-- Available records --
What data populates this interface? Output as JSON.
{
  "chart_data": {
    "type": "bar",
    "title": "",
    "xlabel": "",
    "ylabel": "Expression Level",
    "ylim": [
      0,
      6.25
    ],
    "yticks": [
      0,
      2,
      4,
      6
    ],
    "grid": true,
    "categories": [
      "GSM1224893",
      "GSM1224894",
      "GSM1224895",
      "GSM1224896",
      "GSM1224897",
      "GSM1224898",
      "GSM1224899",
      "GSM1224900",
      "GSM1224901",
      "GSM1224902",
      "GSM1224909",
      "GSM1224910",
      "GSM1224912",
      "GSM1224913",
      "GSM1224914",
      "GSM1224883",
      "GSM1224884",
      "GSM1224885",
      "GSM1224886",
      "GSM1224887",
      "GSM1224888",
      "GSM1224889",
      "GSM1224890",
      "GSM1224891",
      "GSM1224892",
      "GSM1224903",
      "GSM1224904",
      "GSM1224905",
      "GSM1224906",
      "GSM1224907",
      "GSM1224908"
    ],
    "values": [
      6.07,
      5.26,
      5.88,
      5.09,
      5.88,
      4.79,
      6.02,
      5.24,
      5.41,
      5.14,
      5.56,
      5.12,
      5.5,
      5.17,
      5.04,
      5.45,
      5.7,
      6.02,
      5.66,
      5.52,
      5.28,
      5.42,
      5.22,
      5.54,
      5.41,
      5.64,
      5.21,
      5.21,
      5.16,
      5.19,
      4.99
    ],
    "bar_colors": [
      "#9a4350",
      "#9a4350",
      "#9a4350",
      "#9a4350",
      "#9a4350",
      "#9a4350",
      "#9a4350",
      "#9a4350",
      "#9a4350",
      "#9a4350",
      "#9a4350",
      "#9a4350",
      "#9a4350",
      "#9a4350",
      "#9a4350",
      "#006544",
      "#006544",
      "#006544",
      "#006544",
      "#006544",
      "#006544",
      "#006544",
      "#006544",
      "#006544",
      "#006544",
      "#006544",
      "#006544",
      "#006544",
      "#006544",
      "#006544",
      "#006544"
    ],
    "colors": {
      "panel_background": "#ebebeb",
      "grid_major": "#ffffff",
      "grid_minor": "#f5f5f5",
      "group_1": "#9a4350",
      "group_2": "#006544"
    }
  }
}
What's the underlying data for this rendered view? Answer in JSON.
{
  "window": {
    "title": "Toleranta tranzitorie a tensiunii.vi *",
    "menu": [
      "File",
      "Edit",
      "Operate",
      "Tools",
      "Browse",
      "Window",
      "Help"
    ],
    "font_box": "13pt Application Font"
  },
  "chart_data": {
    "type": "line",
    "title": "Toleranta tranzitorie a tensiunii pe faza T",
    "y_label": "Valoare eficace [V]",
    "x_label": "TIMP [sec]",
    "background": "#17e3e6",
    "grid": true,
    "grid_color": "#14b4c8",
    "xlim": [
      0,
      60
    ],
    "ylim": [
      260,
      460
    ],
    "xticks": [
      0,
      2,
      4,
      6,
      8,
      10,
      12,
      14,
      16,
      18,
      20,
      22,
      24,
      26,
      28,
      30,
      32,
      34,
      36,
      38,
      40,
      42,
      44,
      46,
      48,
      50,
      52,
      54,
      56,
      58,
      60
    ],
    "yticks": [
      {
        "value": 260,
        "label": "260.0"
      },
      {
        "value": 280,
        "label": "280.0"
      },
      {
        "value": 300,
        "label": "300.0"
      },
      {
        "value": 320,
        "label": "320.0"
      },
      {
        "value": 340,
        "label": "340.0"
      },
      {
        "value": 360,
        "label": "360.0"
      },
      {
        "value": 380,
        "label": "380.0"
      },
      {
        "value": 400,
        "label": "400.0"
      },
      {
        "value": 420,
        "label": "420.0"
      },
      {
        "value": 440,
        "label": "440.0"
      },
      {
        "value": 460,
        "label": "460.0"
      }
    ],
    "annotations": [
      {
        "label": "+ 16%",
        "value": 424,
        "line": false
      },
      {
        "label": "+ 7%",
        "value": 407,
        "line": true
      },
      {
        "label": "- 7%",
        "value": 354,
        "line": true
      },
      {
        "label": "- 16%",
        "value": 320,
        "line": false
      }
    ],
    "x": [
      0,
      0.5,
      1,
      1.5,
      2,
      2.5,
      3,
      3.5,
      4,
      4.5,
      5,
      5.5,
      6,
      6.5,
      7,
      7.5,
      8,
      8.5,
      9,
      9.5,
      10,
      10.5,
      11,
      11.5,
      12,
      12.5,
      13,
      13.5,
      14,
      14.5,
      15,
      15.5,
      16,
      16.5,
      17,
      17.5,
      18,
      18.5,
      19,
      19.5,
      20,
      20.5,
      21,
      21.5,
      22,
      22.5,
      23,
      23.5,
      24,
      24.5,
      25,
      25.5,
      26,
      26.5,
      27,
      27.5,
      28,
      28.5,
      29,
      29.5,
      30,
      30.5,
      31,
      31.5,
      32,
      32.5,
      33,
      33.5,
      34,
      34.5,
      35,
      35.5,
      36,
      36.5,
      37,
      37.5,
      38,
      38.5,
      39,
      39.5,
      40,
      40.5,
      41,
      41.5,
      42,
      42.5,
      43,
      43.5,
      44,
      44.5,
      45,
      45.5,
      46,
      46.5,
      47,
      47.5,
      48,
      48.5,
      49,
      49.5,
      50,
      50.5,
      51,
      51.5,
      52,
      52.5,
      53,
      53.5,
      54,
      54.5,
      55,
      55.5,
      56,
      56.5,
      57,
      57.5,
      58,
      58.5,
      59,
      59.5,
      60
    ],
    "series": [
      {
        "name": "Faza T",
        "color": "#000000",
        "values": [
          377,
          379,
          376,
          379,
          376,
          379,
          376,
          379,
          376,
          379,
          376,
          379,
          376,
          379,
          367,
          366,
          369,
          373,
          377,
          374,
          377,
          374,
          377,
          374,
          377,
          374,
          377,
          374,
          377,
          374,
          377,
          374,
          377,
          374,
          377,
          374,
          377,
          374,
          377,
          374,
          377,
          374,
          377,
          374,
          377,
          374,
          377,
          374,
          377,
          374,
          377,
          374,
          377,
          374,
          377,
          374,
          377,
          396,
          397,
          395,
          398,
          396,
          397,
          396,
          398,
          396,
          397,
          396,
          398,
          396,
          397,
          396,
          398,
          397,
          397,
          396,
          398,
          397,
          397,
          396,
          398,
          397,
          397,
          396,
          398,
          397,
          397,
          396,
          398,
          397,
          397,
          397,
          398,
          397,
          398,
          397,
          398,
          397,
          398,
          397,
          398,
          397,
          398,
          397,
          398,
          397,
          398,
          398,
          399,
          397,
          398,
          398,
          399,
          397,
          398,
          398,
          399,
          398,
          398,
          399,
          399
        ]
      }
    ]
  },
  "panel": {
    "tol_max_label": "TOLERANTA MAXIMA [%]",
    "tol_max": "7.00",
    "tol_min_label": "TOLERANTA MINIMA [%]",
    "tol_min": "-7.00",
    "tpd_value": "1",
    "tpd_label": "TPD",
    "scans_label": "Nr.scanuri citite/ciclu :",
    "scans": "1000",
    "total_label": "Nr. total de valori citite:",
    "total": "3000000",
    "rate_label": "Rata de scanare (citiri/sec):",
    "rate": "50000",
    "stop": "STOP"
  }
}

-- Stated goal --
Exactly as shown, repeat every record.

-- Finished exercise --
What data populates this interface? Output as JSON.
{
  "chart_data": {
    "type": "bar",
    "title": "",
    "xlabel": "",
    "ylabel": "Expression Level",
    "ylim": [
      0,
      6.25
    ],
    "yticks": [
      0,
      2,
      4,
      6
    ],
    "grid": true,
    "categories": [
      "GSM1224893",
      "GSM1224894",
      "GSM1224895",
      "GSM1224896",
      "GSM1224897",
      "GSM1224898",
      "GSM1224899",
      "GSM1224900",
      "GSM1224901",
      "GSM1224902",
      "GSM1224909",
      "GSM1224910",
      "GSM1224912",
      "GSM1224913",
      "GSM1224914",
      "GSM1224883",
      "GSM1224884",
      "GSM1224885",
      "GSM1224886",
      "GSM1224887",
      "GSM1224888",
      "GSM1224889",
      "GSM1224890",
      "GSM1224891",
      "GSM1224892",
      "GSM1224903",
      "GSM1224904",
      "GSM1224905",
      "GSM1224906",
      "GSM1224907",
      "GSM1224908"
    ],
    "values": [
      6.07,
      5.26,
      5.88,
      5.09,
      5.88,
      4.79,
      6.02,
      5.24,
      5.41,
      5.14,
      5.56,
      5.12,
      5.5,
      5.17,
      5.04,
      5.45,
      5.7,
      6.02,
      5.66,
      5.52,
      5.28,
      5.42,
      5.22,
      5.54,
      5.41,
      5.64,
      5.21,
      5.21,
      5.16,
      5.19,
      4.99
    ],
    "bar_colors": [
      "#9a4350",
      "#9a4350",
      "#9a4350",
      "#9a4350",
      "#9a4350",
      "#9a4350",
      "#9a4350",
      "#9a4350",
      "#9a4350",
      "#9a4350",
      "#9a4350",
      "#9a4350",
      "#9a4350",
      "#9a4350",
      "#9a4350",
      "#006544",
      "#006544",
      "#006544",
      "#006544",
      "#006544",
      "#006544",
      "#006544",
      "#006544",
      "#006544",
      "#006544",
      "#006544",
      "#006544",
      "#006544",
      "#006544",
      "#006544",
      "#006544"
    ],
    "colors": {
      "panel_background": "#ebebeb",
      "grid_major": "#ffffff",
      "grid_minor": "#f5f5f5",
      "group_1": "#9a4350",
      "group_2": "#006544"
    }
  }
}
What's the underlying data for this rendered view? Answer in JSON.
{
  "window": {
    "title": "Toleranta tranzitorie a tensiunii.vi *",
    "menu": [
      "File",
      "Edit",
      "Operate",
      "Tools",
      "Browse",
      "Window",
      "Help"
    ],
    "font_box": "13pt Application Font"
  },
  "chart_data": {
    "type": "line",
    "title": "Toleranta tranzitorie a tensiunii pe faza T",
    "y_label": "Valoare eficace [V]",
    "x_label": "TIMP [sec]",
    "background": "#17e3e6",
    "grid": true,
    "grid_color": "#14b4c8",
    "xlim": [
      0,
      60
    ],
    "ylim": [
      260,
      460
    ],
    "xticks": [
      0,
      2,
      4,
      6,
      8,
      10,
      12,
      14,
      16,
      18,
      20,
      22,
      24,
      26,
      28,
      30,
      32,
      34,
      36,
      38,
      40,
      42,
      44,
      46,
      48,
      50,
      52,
      54,
      56,
      58,
      60
    ],
    "yticks": [
      {
        "value": 260,
        "label": "260.0"
      },
      {
        "value": 280,
        "label": "280.0"
      },
      {
        "value": 300,
        "label": "300.0"
      },
      {
        "value": 320,
        "label": "320.0"
      },
      {
        "value": 340,
        "label": "340.0"
      },
      {
        "value": 360,
        "label": "360.0"
      },
      {
        "value": 380,
        "label": "380.0"
      },
      {
        "value": 400,
        "label": "400.0"
      },
      {
        "value": 420,
        "label": "420.0"
      },
      {
        "value": 440,
        "label": "440.0"
      },
      {
        "value": 460,
        "label": "460.0"
      }
    ],
    "annotations": [
      {
        "label": "+ 16%",
        "value": 424,
        "line": false
      },
      {
        "label": "+ 7%",
        "value": 407,
        "line": true
      },
      {
        "label": "- 7%",
        "value": 354,
        "line": true
      },
      {
        "label": "- 16%",
        "value": 320,
        "line": false
      }
    ],
    "x": [
      0,
      0.5,
      1,
      1.5,
      2,
      2.5,
      3,
      3.5,
      4,
      4.5,
      5,
      5.5,
      6,
      6.5,
      7,
      7.5,
      8,
      8.5,
      9,
      9.5,
      10,
      10.5,
      11,
      11.5,
      12,
      12.5,
      13,
      13.5,
      14,
      14.5,
      15,
      15.5,
      16,
      16.5,
      17,
      17.5,
      18,
      18.5,
      19,
      19.5,
      20,
      20.5,
      21,
      21.5,
      22,
      22.5,
      23,
      23.5,
      24,
      24.5,
      25,
      25.5,
      26,
      26.5,
      27,
      27.5,
      28,
      28.5,
      29,
      29.5,
      30,
      30.5,
      31,
      31.5,
      32,
      32.5,
      33,
      33.5,
      34,
      34.5,
      35,
      35.5,
      36,
      36.5,
      37,
      37.5,
      38,
      38.5,
      39,
      39.5,
      40,
      40.5,
      41,
      41.5,
      42,
      42.5,
      43,
      43.5,
      44,
      44.5,
      45,
      45.5,
      46,
      46.5,
      47,
      47.5,
      48,
      48.5,
      49,
      49.5,
      50,
      50.5,
      51,
      51.5,
      52,
      52.5,
      53,
      53.5,
      54,
      54.5,
      55,
      55.5,
      56,
      56.5,
      57,
      57.5,
      58,
      58.5,
      59,
      59.5,
      60
    ],
    "series": [
      {
        "name": "Faza T",
        "color": "#000000",
        "values": [
          377,
          379,
          376,
          379,
          376,
          379,
          376,
          379,
          376,
          379,
          376,
          379,
          376,
          379,
          367,
          366,
          369,
          373,
          377,
          374,
          377,
          374,
          377,
          374,
          377,
          374,
          377,
          374,
          377,
          374,
          377,
          374,
          377,
          374,
          377,
          374,
          377,
          374,
          377,
          374,
          377,
          374,
          377,
          374,
          377,
          374,
          377,
          374,
          377,
          374,
          377,
          374,
          377,
          374,
          377,
          374,
          377,
          396,
          397,
          395,
          398,
          396,
          397,
          396,
          398,
          396,
          397,
          396,
          398,
          396,
          397,
          396,
          398,
          397,
          397,
          396,
          398,
          397,
          397,
          396,
          398,
          397,
          397,
          396,
          398,
          397,
          397,
          396,
          398,
          397,
          397,
          397,
          398,
          397,
          398,
          397,
          398,
          397,
          398,
          397,
          398,
          397,
          398,
          397,
          398,
          397,
          398,
          398,
          399,
          397,
          398,
          398,
          399,
          397,
          398,
          398,
          399,
          398,
          398,
          399,
          399
        ]
      }
    ]
  },
  "panel": {
    "tol_max_label": "TOLERANTA MAXIMA [%]",
    "tol_max": "7.00",
    "tol_min_label": "TOLERANTA MINIMA [%]",
    "tol_min": "-7.00",
    "tpd_value": "1",
    "tpd_label": "TPD",
    "scans_label": "Nr.scanuri citite/ciclu :",
    "scans": "1000",
    "total_label": "Nr. total de valori citite:",
    "total": "3000000",
    "rate_label": "Rata de scanare (citiri/sec):",
    "rate": "50000",
    "stop": "STOP"
  }
}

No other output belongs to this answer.